| Exercise input |
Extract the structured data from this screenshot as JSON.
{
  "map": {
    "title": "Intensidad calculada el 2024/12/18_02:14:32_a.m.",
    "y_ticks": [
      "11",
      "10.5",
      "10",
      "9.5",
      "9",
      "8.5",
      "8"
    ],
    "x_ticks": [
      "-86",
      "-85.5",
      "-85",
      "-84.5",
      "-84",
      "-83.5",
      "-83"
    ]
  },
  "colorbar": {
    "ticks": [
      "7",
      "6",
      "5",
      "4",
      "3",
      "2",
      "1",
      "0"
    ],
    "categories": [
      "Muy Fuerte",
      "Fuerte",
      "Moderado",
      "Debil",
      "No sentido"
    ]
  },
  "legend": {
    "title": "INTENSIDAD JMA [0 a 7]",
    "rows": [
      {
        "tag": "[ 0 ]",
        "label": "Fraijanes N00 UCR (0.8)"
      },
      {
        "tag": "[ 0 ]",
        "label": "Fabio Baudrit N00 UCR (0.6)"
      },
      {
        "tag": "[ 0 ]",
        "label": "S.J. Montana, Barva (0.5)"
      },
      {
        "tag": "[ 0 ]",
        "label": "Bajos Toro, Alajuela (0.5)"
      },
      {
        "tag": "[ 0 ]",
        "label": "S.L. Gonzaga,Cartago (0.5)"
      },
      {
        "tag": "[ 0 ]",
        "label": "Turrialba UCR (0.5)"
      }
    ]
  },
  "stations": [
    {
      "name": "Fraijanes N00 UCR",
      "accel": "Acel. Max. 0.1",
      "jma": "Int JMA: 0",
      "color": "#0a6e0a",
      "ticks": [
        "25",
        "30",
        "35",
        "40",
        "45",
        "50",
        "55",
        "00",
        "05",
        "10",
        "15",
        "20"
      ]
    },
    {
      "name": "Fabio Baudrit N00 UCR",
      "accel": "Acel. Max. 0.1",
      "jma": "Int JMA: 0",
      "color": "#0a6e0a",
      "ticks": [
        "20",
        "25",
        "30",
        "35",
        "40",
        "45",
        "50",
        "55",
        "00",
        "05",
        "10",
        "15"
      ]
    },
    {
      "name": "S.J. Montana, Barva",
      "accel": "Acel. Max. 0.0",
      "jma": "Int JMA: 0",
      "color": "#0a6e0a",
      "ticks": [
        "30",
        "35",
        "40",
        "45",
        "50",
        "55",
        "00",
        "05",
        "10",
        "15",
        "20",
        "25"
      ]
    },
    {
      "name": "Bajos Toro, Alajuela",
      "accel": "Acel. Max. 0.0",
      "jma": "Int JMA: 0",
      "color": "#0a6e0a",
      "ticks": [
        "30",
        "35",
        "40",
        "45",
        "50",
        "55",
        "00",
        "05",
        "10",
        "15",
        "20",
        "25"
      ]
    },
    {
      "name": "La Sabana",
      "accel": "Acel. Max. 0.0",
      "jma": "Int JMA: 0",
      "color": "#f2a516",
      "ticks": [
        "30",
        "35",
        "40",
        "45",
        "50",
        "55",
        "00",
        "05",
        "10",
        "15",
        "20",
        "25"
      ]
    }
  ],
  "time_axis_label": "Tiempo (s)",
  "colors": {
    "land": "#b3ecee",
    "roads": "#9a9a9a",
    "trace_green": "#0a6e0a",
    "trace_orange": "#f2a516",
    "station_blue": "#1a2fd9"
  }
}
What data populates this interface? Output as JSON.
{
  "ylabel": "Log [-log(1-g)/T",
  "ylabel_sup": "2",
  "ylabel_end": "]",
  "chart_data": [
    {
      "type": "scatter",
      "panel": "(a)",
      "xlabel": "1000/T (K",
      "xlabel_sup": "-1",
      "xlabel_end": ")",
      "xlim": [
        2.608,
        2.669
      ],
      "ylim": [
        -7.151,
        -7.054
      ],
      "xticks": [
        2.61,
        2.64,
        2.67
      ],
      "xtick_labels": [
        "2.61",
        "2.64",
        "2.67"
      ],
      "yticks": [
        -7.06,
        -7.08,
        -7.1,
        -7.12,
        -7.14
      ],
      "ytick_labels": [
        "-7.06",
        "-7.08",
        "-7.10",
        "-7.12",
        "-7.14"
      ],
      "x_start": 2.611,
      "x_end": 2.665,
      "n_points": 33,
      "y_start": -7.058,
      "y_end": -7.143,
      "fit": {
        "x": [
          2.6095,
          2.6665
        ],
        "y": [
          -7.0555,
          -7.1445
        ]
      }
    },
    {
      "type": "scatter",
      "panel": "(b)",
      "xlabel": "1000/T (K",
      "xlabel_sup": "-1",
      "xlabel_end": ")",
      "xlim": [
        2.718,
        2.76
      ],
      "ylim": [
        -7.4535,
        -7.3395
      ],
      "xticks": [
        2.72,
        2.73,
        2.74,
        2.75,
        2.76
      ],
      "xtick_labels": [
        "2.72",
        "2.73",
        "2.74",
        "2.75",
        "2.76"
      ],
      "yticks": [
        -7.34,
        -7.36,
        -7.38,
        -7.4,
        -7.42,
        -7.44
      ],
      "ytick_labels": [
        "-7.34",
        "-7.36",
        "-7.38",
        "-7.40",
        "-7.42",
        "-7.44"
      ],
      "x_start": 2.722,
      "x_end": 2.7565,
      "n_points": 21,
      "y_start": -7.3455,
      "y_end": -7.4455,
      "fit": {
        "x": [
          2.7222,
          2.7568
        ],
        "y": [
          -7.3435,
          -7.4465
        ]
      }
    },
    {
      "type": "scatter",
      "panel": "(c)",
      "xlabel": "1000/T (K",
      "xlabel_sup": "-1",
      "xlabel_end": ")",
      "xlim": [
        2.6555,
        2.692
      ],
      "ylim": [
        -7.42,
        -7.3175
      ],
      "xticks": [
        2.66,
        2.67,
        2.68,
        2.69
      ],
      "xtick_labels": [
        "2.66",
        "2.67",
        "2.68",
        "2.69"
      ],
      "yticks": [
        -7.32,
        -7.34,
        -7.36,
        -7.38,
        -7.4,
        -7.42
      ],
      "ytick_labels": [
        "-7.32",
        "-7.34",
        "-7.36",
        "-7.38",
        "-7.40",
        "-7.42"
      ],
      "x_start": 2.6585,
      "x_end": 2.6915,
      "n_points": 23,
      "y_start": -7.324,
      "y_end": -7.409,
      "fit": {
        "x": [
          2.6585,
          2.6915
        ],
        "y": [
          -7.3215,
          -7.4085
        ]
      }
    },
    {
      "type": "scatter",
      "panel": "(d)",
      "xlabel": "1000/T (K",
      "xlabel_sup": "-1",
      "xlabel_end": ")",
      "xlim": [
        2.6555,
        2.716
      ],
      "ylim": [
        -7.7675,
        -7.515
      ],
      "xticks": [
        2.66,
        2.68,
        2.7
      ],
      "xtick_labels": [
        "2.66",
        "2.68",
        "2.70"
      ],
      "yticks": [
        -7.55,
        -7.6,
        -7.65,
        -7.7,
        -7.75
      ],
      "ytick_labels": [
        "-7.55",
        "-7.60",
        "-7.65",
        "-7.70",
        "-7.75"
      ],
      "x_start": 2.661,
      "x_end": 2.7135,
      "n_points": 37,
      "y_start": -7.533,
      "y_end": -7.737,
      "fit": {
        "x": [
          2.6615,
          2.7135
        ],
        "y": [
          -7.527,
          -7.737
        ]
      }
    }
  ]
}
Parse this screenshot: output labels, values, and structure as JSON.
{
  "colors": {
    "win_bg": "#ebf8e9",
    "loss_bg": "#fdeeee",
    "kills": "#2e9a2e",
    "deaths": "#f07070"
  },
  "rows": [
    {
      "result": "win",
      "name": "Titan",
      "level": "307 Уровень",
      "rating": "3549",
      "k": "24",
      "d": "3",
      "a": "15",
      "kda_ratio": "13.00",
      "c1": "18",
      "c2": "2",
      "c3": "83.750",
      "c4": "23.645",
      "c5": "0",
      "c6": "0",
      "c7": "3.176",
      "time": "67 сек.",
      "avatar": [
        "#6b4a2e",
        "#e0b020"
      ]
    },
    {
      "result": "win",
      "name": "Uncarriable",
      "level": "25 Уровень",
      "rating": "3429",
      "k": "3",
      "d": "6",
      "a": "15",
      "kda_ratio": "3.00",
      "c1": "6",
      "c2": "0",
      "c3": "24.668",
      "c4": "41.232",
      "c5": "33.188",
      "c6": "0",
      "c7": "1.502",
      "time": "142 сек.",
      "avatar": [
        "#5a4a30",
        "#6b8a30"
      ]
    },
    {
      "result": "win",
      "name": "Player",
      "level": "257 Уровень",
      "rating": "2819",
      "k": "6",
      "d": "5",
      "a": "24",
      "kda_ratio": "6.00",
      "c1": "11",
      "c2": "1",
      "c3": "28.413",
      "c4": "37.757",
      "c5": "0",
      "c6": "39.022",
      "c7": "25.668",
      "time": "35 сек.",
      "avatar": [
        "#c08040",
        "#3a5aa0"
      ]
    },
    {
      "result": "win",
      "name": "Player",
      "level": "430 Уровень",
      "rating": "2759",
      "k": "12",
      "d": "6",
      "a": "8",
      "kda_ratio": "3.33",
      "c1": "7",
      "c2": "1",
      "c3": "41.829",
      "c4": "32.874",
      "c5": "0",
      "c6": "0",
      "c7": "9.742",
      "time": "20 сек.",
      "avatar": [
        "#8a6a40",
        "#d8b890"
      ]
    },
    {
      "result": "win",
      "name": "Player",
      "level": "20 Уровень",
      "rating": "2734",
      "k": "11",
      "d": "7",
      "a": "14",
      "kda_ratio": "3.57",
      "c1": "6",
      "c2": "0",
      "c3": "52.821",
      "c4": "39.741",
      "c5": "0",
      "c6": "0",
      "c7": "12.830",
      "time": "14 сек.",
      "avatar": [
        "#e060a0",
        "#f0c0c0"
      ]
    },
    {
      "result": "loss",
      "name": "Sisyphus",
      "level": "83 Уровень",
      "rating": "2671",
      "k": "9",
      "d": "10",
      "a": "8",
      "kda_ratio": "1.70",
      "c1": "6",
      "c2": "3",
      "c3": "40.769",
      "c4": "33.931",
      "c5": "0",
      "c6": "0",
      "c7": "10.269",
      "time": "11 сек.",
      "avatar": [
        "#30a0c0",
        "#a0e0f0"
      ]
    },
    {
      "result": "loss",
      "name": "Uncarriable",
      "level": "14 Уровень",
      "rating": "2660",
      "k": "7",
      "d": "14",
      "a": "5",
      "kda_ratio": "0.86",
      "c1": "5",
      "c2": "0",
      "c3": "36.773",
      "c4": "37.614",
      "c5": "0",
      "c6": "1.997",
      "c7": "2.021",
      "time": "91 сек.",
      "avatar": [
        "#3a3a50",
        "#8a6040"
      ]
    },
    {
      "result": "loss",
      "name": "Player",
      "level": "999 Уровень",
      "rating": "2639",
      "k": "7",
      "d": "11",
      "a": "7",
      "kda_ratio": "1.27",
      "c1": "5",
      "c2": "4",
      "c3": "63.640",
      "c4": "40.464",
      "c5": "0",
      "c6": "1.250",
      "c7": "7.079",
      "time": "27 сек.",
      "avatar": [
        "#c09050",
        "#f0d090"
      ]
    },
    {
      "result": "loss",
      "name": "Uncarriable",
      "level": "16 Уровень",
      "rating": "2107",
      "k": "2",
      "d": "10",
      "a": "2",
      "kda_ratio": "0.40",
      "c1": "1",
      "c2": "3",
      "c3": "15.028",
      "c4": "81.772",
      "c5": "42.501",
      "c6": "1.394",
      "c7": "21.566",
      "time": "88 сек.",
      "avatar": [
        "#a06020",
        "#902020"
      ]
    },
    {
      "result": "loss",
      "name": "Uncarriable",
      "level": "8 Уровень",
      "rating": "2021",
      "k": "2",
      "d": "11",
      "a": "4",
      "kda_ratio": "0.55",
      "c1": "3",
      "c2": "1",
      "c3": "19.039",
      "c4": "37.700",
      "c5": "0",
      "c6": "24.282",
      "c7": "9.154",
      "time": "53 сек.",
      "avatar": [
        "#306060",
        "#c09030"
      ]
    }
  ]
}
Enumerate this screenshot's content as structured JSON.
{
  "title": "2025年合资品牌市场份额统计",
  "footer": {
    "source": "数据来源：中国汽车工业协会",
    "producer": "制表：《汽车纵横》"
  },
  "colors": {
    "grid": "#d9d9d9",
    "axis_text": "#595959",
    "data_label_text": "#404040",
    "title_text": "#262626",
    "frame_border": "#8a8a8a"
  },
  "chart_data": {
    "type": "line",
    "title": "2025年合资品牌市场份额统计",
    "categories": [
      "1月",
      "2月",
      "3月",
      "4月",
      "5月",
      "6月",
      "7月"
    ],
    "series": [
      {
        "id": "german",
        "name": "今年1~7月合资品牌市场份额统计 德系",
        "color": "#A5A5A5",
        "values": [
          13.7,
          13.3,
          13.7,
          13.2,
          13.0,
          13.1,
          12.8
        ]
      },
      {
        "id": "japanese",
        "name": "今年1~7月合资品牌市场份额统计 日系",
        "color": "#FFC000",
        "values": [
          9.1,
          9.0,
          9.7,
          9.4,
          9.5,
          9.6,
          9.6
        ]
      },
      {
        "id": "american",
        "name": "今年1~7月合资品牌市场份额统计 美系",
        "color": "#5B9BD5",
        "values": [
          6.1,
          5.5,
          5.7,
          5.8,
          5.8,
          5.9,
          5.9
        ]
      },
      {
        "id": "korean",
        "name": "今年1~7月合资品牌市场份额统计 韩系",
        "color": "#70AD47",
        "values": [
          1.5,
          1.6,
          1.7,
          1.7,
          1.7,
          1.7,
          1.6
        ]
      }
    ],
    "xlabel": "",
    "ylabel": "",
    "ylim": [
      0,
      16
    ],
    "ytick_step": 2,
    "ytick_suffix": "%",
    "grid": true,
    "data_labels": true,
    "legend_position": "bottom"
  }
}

| What you are asked to do |
Go over the data above and copy every line that has the word "Barva" in it.

| Correct result |
        "label": "S.J. Montana, Barva (0.5)"
      "name": "S.J. Montana, Barva",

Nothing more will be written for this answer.